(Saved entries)
════════
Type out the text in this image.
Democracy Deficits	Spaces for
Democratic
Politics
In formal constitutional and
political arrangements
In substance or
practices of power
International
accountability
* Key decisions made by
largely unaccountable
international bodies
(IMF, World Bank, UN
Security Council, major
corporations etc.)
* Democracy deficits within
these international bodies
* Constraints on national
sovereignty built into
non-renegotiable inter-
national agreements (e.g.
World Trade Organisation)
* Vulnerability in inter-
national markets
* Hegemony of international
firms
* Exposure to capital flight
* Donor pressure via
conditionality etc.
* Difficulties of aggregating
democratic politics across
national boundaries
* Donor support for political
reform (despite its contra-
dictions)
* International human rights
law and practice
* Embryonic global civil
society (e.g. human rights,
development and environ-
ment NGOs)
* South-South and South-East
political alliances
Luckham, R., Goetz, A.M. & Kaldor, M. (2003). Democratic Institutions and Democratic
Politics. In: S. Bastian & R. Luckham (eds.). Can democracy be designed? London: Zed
════════
* What this task involves
From the records above, please extract every line and repeat it exactly.

* Result
Type out the text in this image.
Democracy Deficits	Spaces for
Democratic
Politics
In formal constitutional and
political arrangements
In substance or
practices of power
International
accountability
* Key decisions made by
largely unaccountable
international bodies
(IMF, World Bank, UN
Security Council, major
corporations etc.)
* Democracy deficits within
these international bodies
* Constraints on national
sovereignty built into
non-renegotiable inter-
national agreements (e.g.
World Trade Organisation)
* Vulnerability in inter-
national markets
* Hegemony of international
firms
* Exposure to capital flight
* Donor pressure via
conditionality etc.
* Difficulties of aggregating
democratic politics across
national boundaries
* Donor support for political
reform (despite its contra-
dictions)
* International human rights
law and practice
* Embryonic global civil
society (e.g. human rights,
development and environ-
ment NGOs)
* South-South and South-East
political alliances
Luckham, R., Goetz, A.M. & Kaldor, M. (2003). Democratic Institutions and Democratic
Politics. In: S. Bastian & R. Luckham (eds.). Can democracy be designed? London: Zed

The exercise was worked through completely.